» **TASK GOAL**
Pick out every line that holds the string "JSON" and copy it.

» **MATERIALS PROVIDED**
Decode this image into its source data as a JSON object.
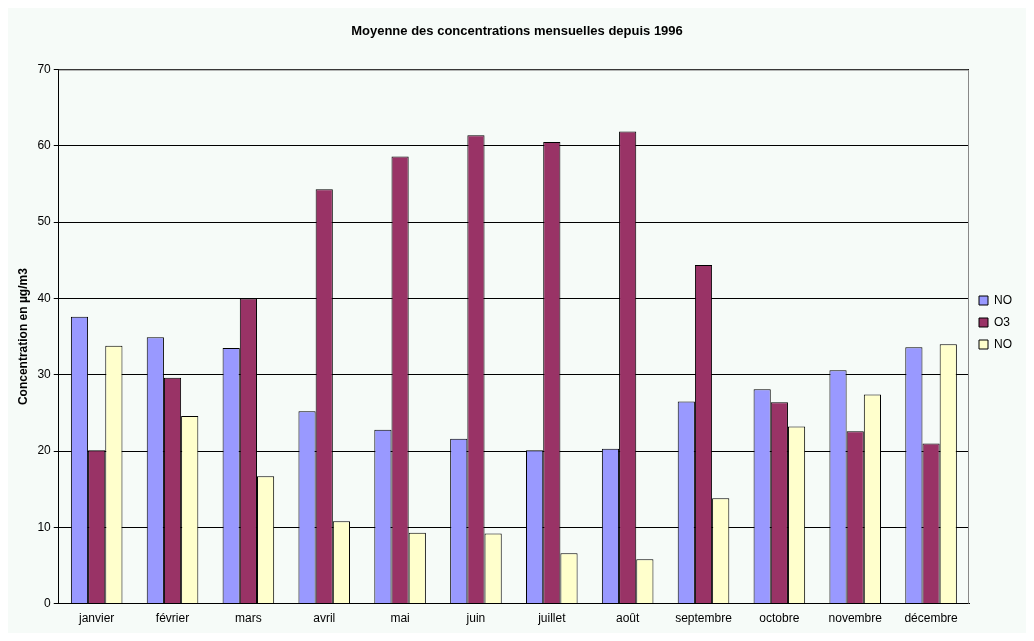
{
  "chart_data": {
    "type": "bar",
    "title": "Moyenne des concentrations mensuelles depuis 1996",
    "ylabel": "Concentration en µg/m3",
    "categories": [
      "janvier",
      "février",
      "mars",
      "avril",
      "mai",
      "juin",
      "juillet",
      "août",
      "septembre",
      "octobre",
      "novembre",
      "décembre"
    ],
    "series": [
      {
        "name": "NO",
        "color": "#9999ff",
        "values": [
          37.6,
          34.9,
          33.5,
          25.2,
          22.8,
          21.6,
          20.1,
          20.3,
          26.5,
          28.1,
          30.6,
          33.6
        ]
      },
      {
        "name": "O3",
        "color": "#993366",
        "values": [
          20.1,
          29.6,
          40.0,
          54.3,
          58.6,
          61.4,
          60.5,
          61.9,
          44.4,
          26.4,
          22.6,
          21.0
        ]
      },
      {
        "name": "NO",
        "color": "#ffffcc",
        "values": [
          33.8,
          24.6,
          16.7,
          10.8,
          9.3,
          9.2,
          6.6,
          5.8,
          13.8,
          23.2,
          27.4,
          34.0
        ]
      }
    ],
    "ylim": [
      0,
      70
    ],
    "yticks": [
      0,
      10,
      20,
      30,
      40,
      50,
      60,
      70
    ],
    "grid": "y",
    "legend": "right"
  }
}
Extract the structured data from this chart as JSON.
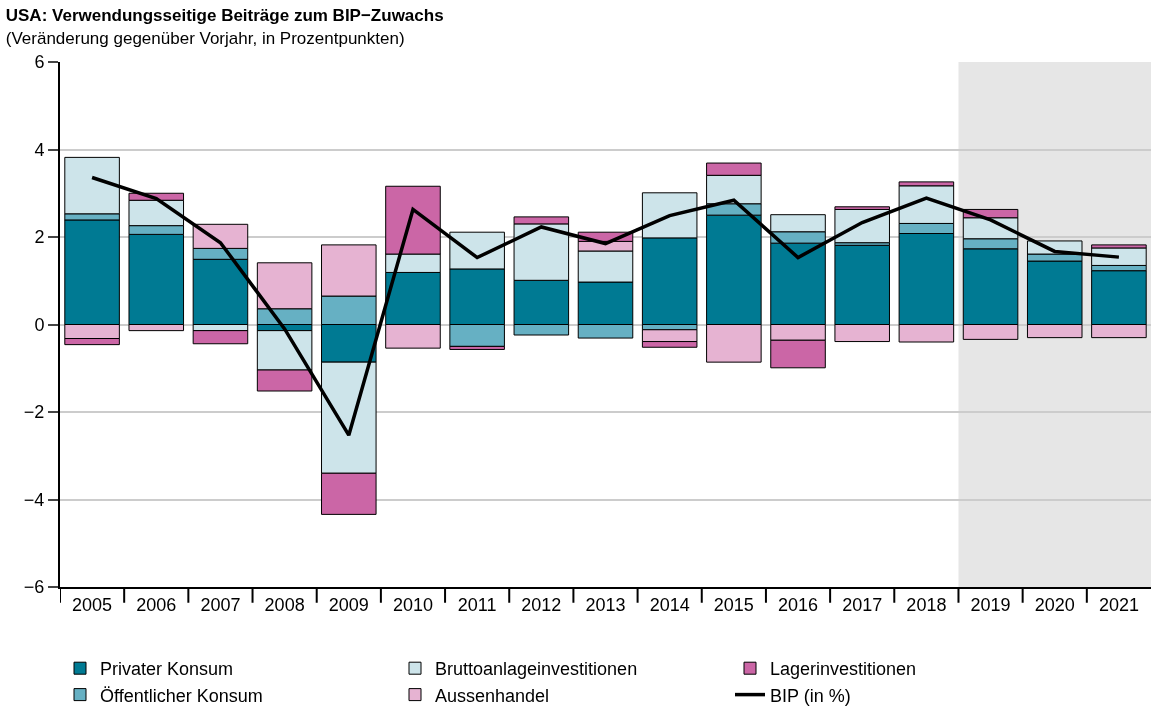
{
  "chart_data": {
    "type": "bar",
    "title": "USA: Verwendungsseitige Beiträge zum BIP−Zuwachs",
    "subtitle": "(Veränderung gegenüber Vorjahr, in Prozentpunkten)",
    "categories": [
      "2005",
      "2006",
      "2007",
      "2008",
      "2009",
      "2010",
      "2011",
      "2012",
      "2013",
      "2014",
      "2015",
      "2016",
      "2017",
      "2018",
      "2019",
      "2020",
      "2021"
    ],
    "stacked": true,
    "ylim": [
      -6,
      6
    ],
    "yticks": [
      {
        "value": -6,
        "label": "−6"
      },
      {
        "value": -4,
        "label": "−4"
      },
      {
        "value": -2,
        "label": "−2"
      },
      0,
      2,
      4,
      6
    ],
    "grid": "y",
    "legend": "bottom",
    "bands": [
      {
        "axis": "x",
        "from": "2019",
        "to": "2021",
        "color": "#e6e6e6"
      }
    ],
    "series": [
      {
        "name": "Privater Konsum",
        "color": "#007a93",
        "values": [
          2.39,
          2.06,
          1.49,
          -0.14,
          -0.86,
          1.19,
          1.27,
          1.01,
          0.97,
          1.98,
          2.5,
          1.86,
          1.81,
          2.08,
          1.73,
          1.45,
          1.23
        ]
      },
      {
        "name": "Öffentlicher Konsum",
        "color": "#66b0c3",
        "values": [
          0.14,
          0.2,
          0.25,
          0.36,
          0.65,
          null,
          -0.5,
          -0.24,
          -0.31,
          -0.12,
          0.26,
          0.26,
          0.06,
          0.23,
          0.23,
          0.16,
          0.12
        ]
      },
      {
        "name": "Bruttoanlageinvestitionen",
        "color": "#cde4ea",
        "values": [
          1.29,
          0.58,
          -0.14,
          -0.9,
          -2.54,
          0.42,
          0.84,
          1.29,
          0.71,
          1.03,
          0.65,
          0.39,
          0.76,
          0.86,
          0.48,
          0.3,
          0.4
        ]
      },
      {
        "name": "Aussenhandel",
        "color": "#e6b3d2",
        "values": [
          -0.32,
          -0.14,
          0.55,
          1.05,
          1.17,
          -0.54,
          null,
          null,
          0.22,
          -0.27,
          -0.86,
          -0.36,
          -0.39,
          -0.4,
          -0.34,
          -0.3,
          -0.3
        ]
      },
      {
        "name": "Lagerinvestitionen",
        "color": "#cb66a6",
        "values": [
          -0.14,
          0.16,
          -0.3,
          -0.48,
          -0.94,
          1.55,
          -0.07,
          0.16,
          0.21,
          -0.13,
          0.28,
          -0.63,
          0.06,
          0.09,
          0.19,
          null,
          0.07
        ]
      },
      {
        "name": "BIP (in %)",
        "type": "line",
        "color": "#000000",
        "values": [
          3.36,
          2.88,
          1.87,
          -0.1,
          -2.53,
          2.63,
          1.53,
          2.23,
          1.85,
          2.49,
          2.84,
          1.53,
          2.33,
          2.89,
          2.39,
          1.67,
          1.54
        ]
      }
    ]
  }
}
...
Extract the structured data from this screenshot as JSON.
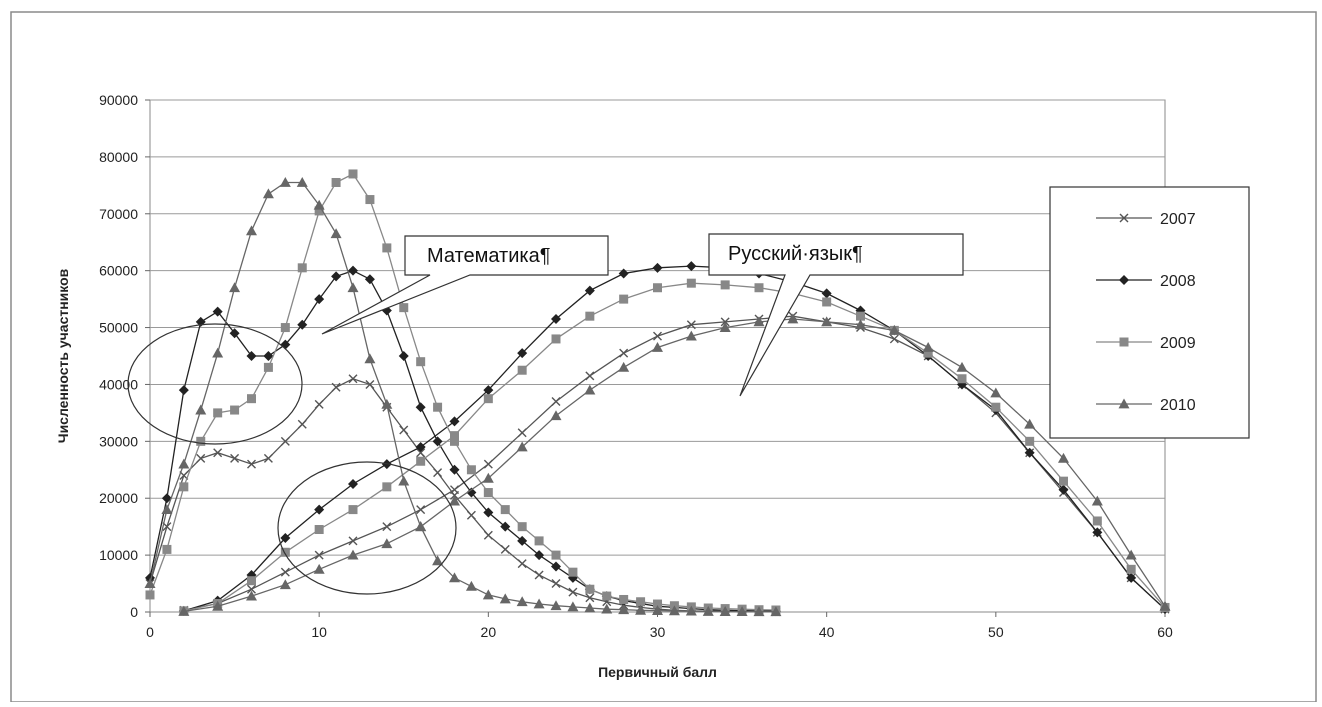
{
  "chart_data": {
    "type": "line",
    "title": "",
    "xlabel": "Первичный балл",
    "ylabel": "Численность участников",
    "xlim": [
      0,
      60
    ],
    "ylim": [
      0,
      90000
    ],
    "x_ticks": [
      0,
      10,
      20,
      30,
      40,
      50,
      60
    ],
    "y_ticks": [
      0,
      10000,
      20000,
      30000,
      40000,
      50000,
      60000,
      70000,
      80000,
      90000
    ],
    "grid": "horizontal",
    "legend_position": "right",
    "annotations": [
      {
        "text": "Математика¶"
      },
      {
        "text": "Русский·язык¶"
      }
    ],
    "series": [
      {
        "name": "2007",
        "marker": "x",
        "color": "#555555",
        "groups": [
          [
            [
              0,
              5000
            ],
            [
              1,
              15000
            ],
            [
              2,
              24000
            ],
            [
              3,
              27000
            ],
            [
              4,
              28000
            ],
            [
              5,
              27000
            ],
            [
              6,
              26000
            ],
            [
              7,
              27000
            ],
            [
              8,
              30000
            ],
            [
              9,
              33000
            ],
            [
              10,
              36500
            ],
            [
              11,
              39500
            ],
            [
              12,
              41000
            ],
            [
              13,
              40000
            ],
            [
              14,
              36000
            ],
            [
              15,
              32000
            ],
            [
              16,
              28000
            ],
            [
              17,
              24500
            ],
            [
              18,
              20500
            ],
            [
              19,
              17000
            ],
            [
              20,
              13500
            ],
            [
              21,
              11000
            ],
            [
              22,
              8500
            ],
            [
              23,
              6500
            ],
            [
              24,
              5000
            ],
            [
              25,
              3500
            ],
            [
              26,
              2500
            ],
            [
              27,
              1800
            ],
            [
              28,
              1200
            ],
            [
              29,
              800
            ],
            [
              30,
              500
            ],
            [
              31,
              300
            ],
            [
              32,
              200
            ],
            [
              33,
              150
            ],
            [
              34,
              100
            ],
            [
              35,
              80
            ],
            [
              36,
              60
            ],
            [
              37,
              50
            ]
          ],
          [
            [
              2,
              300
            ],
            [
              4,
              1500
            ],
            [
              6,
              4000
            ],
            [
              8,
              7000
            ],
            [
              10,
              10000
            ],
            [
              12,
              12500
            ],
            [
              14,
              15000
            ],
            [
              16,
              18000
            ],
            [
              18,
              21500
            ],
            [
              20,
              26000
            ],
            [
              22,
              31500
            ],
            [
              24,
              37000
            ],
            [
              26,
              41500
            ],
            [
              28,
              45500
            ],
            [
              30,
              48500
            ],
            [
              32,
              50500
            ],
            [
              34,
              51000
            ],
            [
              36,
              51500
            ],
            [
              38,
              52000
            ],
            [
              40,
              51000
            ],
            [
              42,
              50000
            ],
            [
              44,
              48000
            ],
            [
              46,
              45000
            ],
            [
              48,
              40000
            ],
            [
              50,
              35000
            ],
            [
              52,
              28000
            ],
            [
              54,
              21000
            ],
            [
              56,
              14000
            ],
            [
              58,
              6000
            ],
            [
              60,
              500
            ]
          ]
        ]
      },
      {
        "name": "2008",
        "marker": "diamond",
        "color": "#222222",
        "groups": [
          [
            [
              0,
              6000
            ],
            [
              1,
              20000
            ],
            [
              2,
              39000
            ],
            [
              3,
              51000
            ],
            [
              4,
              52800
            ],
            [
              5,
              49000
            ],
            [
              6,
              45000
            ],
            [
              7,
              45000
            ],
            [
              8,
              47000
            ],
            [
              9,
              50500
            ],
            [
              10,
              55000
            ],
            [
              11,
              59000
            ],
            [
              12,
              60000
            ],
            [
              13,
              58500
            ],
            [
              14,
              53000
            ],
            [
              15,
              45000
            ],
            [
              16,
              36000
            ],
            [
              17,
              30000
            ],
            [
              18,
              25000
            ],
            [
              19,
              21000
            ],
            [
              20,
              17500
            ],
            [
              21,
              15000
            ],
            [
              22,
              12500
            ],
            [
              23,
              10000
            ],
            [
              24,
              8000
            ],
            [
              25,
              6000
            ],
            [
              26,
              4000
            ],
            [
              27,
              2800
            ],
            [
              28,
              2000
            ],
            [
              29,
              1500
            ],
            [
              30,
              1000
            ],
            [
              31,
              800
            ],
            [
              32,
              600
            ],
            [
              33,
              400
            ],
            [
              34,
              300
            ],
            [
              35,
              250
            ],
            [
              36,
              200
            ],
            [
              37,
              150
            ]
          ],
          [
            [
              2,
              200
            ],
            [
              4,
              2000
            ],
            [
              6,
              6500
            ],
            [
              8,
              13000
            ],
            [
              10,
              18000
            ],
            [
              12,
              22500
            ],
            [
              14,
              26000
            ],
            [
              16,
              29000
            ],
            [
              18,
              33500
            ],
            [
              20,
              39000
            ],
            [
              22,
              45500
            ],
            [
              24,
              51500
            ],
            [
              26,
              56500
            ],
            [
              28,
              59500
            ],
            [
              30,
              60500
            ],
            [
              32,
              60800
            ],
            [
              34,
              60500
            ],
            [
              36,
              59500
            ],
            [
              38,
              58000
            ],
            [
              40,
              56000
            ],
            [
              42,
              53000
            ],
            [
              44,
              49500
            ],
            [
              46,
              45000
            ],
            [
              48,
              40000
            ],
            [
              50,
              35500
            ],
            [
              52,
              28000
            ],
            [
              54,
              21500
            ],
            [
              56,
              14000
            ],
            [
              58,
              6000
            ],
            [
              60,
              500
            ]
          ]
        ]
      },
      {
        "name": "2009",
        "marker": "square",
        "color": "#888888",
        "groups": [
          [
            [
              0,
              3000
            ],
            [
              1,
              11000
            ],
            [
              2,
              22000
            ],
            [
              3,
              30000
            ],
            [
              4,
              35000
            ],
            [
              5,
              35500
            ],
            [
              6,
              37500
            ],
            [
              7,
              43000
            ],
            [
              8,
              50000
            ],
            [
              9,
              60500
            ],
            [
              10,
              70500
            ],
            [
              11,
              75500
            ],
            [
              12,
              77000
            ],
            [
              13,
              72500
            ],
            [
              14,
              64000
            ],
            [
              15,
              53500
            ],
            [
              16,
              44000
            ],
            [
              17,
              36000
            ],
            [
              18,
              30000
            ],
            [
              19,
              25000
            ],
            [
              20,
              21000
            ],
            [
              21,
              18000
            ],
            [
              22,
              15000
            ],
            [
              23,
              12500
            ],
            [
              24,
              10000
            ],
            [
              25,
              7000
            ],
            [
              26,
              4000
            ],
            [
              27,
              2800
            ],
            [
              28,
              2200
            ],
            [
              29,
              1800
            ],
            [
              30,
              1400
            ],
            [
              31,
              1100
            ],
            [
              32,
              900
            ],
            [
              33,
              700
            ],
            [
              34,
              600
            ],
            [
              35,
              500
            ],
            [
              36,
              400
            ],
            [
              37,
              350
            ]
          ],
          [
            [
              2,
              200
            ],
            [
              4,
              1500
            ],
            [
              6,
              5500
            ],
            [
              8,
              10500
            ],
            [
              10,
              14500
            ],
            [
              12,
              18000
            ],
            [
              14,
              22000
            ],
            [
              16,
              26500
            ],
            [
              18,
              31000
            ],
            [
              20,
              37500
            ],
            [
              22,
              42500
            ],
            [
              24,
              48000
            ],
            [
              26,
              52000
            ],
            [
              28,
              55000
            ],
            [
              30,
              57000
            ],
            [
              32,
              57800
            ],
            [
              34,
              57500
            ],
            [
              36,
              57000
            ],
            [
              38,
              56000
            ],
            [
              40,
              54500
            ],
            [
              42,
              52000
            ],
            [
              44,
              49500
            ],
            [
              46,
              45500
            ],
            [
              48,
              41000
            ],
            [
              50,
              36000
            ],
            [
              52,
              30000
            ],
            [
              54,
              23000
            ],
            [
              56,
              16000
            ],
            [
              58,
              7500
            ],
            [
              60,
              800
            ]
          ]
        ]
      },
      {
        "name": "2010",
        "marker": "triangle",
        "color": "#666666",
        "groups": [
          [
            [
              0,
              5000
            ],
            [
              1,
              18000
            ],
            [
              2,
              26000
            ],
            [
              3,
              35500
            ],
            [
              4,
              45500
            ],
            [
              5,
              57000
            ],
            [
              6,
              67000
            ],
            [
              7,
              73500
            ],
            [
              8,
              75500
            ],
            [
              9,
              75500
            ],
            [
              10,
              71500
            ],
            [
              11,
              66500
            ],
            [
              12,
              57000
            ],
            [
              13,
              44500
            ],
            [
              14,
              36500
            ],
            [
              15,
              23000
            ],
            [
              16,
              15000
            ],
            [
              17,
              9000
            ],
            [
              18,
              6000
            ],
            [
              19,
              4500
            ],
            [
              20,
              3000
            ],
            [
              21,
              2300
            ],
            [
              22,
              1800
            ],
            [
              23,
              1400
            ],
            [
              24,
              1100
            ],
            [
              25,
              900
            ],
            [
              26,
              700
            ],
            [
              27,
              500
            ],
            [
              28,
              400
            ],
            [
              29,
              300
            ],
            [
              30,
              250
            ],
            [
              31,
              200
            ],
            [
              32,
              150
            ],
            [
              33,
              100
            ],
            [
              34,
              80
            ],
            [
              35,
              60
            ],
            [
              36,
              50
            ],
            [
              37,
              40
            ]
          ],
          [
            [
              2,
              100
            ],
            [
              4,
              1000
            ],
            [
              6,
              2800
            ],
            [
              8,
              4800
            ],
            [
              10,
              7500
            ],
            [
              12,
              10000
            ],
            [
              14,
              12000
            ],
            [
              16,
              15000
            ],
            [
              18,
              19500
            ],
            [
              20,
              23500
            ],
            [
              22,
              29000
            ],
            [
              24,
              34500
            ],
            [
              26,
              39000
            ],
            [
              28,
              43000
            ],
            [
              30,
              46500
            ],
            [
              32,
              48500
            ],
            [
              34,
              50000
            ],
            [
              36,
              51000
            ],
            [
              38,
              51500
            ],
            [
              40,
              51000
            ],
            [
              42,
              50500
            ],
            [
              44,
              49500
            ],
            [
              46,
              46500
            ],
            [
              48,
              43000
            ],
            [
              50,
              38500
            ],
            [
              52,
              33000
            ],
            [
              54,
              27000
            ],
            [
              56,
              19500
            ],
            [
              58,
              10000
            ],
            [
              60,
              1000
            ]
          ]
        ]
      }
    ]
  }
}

» **EXERCISE SOLUTION**
Decode this image into its source data as a JSON object.
Extract the structured data from this chart as JSON.
Extract the structured data from this screenshot as JSON.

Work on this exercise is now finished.